Dataset entries
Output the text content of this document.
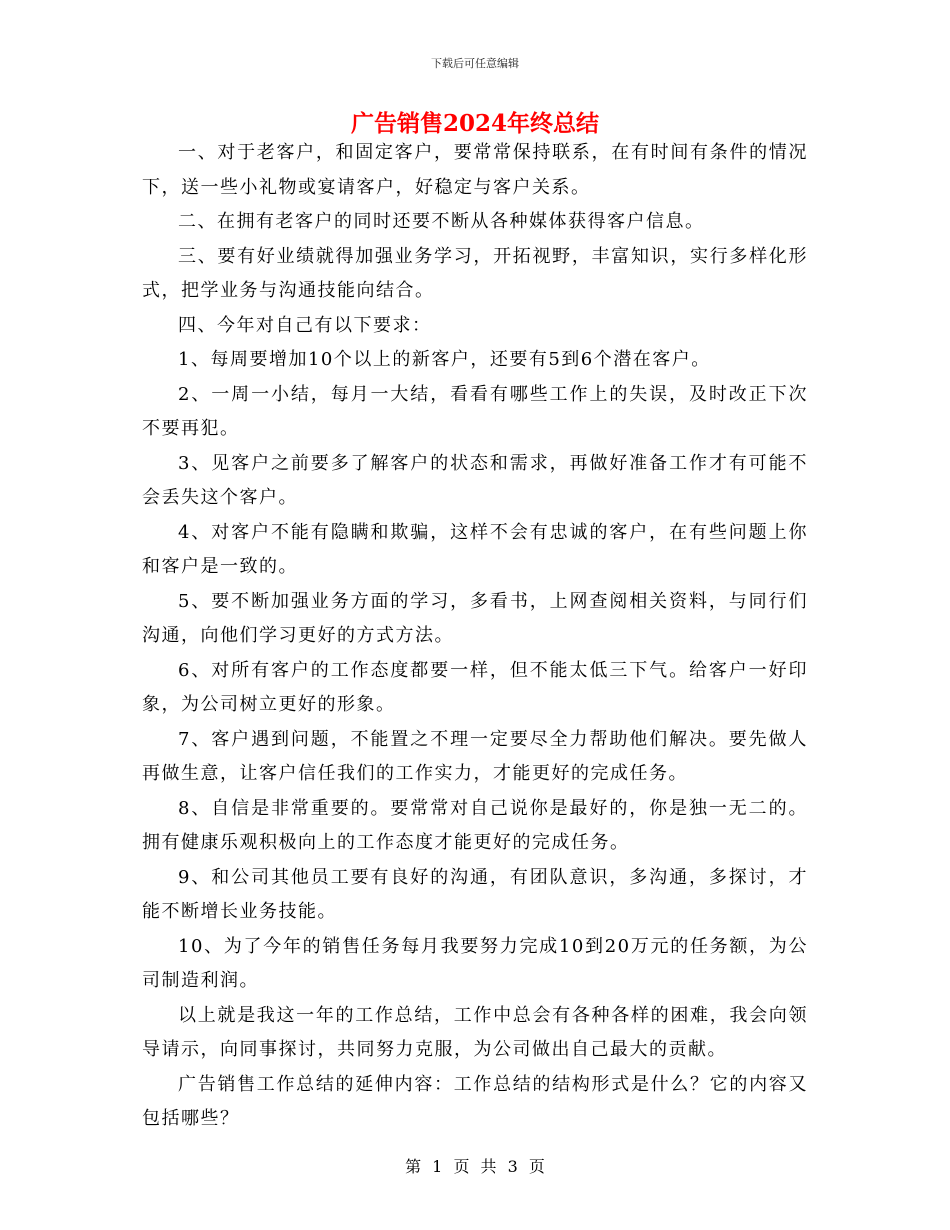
下载后可任意编辑
广告销售2024年终总结

一、对于老客户，和固定客户，要常常保持联系，在有时间有条件的情况下，送一些小礼物或宴请客户，好稳定与客户关系。

二、在拥有老客户的同时还要不断从各种媒体获得客户信息。

三、要有好业绩就得加强业务学习，开拓视野，丰富知识，实行多样化形式，把学业务与沟通技能向结合。

四、今年对自己有以下要求：

1、每周要增加10个以上的新客户，还要有5到6个潜在客户。

2、一周一小结，每月一大结，看看有哪些工作上的失误，及时改正下次不要再犯。

3、见客户之前要多了解客户的状态和需求，再做好准备工作才有可能不会丢失这个客户。

4、对客户不能有隐瞒和欺骗，这样不会有忠诚的客户，在有些问题上你和客户是一致的。

5、要不断加强业务方面的学习，多看书，上网查阅相关资料，与同行们沟通，向他们学习更好的方式方法。

6、对所有客户的工作态度都要一样，但不能太低三下气。给客户一好印象，为公司树立更好的形象。

7、客户遇到问题，不能置之不理一定要尽全力帮助他们解决。要先做人再做生意，让客户信任我们的工作实力，才能更好的完成任务。

8、自信是非常重要的。要常常对自己说你是最好的，你是独一无二的。拥有健康乐观积极向上的工作态度才能更好的完成任务。

9、和公司其他员工要有良好的沟通，有团队意识，多沟通，多探讨，才能不断增长业务技能。

10、为了今年的销售任务每月我要努力完成10到20万元的任务额，为公司制造利润。

以上就是我这一年的工作总结，工作中总会有各种各样的困难，我会向领导请示，向同事探讨，共同努力克服，为公司做出自己最大的贡献。

广告销售工作总结的延伸内容：工作总结的结构形式是什么？它的内容又包括哪些？

第 1 页 共 3 页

Instructions for the task
In your copy of the listing above, reproduce each line exactly and omit all pictures.

Written response
Output the text content of this document.
下载后可任意编辑
广告销售2024年终总结

一、对于老客户，和固定客户，要常常保持联系，在有时间有条件的情况下，送一些小礼物或宴请客户，好稳定与客户关系。

二、在拥有老客户的同时还要不断从各种媒体获得客户信息。

三、要有好业绩就得加强业务学习，开拓视野，丰富知识，实行多样化形式，把学业务与沟通技能向结合。

四、今年对自己有以下要求：

1、每周要增加10个以上的新客户，还要有5到6个潜在客户。

2、一周一小结，每月一大结，看看有哪些工作上的失误，及时改正下次不要再犯。

3、见客户之前要多了解客户的状态和需求，再做好准备工作才有可能不会丢失这个客户。

4、对客户不能有隐瞒和欺骗，这样不会有忠诚的客户，在有些问题上你和客户是一致的。

5、要不断加强业务方面的学习，多看书，上网查阅相关资料，与同行们沟通，向他们学习更好的方式方法。

6、对所有客户的工作态度都要一样，但不能太低三下气。给客户一好印象，为公司树立更好的形象。

7、客户遇到问题，不能置之不理一定要尽全力帮助他们解决。要先做人再做生意，让客户信任我们的工作实力，才能更好的完成任务。

8、自信是非常重要的。要常常对自己说你是最好的，你是独一无二的。拥有健康乐观积极向上的工作态度才能更好的完成任务。

9、和公司其他员工要有良好的沟通，有团队意识，多沟通，多探讨，才能不断增长业务技能。

10、为了今年的销售任务每月我要努力完成10到20万元的任务额，为公司制造利润。

以上就是我这一年的工作总结，工作中总会有各种各样的困难，我会向领导请示，向同事探讨，共同努力克服，为公司做出自己最大的贡献。

广告销售工作总结的延伸内容：工作总结的结构形式是什么？它的内容又包括哪些？

第 1 页 共 3 页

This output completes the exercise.